# EXERCISE PROMPT
Extract the data exactly, missing nothing.

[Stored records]
________________________________________
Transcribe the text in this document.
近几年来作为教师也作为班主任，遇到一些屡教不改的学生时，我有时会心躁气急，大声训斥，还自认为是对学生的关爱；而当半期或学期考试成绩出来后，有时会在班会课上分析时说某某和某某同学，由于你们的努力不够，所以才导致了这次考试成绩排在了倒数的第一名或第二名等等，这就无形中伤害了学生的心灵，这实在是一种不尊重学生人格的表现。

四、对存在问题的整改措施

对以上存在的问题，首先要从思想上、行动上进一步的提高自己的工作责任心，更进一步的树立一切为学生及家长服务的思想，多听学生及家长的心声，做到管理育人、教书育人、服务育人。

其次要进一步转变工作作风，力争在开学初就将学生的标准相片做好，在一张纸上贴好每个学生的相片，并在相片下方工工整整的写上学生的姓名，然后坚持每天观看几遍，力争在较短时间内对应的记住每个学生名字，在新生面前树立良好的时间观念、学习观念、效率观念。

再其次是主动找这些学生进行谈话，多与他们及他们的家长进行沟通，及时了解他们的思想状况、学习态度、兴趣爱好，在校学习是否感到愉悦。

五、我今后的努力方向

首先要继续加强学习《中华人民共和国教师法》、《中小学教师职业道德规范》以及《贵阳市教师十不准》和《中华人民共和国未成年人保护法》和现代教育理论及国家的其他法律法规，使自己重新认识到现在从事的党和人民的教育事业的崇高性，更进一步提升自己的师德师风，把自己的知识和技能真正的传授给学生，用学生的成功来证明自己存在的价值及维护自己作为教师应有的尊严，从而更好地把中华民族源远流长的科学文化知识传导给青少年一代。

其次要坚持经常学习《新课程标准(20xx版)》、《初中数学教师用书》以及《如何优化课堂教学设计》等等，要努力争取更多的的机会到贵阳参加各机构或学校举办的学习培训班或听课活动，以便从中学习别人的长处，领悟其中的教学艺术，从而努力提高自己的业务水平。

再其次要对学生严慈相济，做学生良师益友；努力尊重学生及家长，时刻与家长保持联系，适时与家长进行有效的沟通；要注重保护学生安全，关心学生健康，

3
________________________________________
# TASK ANSWER
Transcribe the text in this document.
近几年来作为教师也作为班主任，遇到一些屡教不改的学生时，我有时会心躁气急，大声训斥，还自认为是对学生的关爱；而当半期或学期考试成绩出来后，有时会在班会课上分析时说某某和某某同学，由于你们的努力不够，所以才导致了这次考试成绩排在了倒数的第一名或第二名等等，这就无形中伤害了学生的心灵，这实在是一种不尊重学生人格的表现。

四、对存在问题的整改措施

对以上存在的问题，首先要从思想上、行动上进一步的提高自己的工作责任心，更进一步的树立一切为学生及家长服务的思想，多听学生及家长的心声，做到管理育人、教书育人、服务育人。

其次要进一步转变工作作风，力争在开学初就将学生的标准相片做好，在一张纸上贴好每个学生的相片，并在相片下方工工整整的写上学生的姓名，然后坚持每天观看几遍，力争在较短时间内对应的记住每个学生名字，在新生面前树立良好的时间观念、学习观念、效率观念。

再其次是主动找这些学生进行谈话，多与他们及他们的家长进行沟通，及时了解他们的思想状况、学习态度、兴趣爱好，在校学习是否感到愉悦。

五、我今后的努力方向

首先要继续加强学习《中华人民共和国教师法》、《中小学教师职业道德规范》以及《贵阳市教师十不准》和《中华人民共和国未成年人保护法》和现代教育理论及国家的其他法律法规，使自己重新认识到现在从事的党和人民的教育事业的崇高性，更进一步提升自己的师德师风，把自己的知识和技能真正的传授给学生，用学生的成功来证明自己存在的价值及维护自己作为教师应有的尊严，从而更好地把中华民族源远流长的科学文化知识传导给青少年一代。

其次要坚持经常学习《新课程标准(20xx版)》、《初中数学教师用书》以及《如何优化课堂教学设计》等等，要努力争取更多的的机会到贵阳参加各机构或学校举办的学习培训班或听课活动，以便从中学习别人的长处，领悟其中的教学艺术，从而努力提高自己的业务水平。

再其次要对学生严慈相济，做学生良师益友；努力尊重学生及家长，时刻与家长保持联系，适时与家长进行有效的沟通；要注重保护学生安全，关心学生健康，

3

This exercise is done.